Given instruction: Output every entry exactly as written.

Data records:

■ ■ ■

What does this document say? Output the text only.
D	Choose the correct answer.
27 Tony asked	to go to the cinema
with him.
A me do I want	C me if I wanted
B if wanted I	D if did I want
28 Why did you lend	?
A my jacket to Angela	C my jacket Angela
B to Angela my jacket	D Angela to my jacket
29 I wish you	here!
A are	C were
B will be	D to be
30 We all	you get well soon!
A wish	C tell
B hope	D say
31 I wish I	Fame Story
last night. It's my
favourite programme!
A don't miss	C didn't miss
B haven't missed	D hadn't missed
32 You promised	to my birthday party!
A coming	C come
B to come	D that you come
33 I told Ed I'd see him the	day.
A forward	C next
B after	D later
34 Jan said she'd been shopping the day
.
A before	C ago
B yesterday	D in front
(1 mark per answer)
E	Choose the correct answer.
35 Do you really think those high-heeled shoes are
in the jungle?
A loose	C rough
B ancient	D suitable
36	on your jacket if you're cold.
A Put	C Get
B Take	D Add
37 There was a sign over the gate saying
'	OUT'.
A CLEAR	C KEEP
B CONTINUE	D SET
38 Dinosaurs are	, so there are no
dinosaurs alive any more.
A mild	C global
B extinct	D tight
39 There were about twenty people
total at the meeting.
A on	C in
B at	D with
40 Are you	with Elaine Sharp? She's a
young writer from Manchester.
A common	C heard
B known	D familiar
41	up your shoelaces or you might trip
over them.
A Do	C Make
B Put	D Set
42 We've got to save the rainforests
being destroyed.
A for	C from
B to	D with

■ ■ ■

Expected output:
What does this document say? Output the text only.
D	Choose the correct answer.
27 Tony asked	to go to the cinema
with him.
A me do I want	C me if I wanted
B if wanted I	D if did I want
28 Why did you lend	?
A my jacket to Angela	C my jacket Angela
B to Angela my jacket	D Angela to my jacket
29 I wish you	here!
A are	C were
B will be	D to be
30 We all	you get well soon!
A wish	C tell
B hope	D say
31 I wish I	Fame Story
last night. It's my
favourite programme!
A don't miss	C didn't miss
B haven't missed	D hadn't missed
32 You promised	to my birthday party!
A coming	C come
B to come	D that you come
33 I told Ed I'd see him the	day.
A forward	C next
B after	D later
34 Jan said she'd been shopping the day
.
A before	C ago
B yesterday	D in front
(1 mark per answer)
E	Choose the correct answer.
35 Do you really think those high-heeled shoes are
in the jungle?
A loose	C rough
B ancient	D suitable
36	on your jacket if you're cold.
A Put	C Get
B Take	D Add
37 There was a sign over the gate saying
'	OUT'.
A CLEAR	C KEEP
B CONTINUE	D SET
38 Dinosaurs are	, so there are no
dinosaurs alive any more.
A mild	C global
B extinct	D tight
39 There were about twenty people
total at the meeting.
A on	C in
B at	D with
40 Are you	with Elaine Sharp? She's a
young writer from Manchester.
A common	C heard
B known	D familiar
41	up your shoelaces or you might trip
over them.
A Do	C Make
B Put	D Set
42 We've got to save the rainforests
being destroyed.
A for	C from
B to	D with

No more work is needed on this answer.